### Data shown
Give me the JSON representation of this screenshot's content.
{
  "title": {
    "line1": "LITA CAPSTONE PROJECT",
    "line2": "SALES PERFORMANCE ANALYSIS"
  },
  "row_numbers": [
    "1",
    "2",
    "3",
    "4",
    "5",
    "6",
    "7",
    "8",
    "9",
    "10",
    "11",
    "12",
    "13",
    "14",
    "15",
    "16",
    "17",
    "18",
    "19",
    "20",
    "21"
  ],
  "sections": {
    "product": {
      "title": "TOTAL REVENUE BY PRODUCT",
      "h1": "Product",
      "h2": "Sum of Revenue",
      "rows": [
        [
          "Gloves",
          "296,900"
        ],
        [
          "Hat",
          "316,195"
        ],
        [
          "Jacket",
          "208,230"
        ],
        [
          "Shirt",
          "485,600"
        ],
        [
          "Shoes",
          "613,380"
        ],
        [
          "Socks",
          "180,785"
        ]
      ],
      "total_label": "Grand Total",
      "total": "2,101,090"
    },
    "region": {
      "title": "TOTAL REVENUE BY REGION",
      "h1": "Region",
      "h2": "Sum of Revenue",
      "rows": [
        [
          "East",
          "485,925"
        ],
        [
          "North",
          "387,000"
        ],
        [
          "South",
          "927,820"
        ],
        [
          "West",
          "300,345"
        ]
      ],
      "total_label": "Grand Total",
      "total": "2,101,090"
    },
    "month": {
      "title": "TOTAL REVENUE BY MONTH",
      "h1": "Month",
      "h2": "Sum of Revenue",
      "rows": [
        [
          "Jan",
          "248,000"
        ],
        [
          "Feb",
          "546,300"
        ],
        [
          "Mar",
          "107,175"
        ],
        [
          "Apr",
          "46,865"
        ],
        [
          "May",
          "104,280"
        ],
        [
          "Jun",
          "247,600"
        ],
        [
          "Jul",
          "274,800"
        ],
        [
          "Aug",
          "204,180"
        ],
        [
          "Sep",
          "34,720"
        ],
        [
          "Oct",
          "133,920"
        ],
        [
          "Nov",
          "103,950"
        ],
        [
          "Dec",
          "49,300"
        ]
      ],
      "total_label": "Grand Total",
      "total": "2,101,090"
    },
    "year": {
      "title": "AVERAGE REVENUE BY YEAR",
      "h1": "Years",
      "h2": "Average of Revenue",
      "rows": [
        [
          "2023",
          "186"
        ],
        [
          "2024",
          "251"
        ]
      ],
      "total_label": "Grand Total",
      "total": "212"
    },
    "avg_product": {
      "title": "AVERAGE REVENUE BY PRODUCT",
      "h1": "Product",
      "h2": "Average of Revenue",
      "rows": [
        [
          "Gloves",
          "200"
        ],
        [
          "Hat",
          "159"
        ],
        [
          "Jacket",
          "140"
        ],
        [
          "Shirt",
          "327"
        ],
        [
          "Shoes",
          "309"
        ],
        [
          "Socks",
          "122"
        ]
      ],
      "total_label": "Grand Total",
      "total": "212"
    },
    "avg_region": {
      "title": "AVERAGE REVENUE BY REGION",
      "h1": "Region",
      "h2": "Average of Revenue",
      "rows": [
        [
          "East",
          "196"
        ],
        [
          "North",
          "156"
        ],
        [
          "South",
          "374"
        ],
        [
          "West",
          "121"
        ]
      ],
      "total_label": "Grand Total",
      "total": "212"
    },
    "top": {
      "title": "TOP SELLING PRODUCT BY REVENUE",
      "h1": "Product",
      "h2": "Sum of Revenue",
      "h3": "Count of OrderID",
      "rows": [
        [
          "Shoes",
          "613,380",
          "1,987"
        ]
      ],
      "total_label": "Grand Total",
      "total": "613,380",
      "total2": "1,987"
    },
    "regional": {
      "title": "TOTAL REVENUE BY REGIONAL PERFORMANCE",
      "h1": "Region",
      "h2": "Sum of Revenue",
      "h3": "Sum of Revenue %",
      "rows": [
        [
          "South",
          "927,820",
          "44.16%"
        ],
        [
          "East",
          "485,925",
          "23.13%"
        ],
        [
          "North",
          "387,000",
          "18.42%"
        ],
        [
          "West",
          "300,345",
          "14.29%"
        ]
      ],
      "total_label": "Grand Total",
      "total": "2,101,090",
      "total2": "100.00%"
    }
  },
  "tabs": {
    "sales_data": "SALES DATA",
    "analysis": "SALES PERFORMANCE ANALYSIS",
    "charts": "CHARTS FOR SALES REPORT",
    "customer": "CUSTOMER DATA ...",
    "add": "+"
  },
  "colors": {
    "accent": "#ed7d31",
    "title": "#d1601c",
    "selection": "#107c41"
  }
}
######
• What you need to do: Copy each line from the data above that includes "PERFORMANCE".

• Answer below:
    "line2": "SALES PERFORMANCE ANALYSIS"
      "title": "TOTAL REVENUE BY REGIONAL PERFORMANCE",
    "analysis": "SALES PERFORMANCE ANALYSIS",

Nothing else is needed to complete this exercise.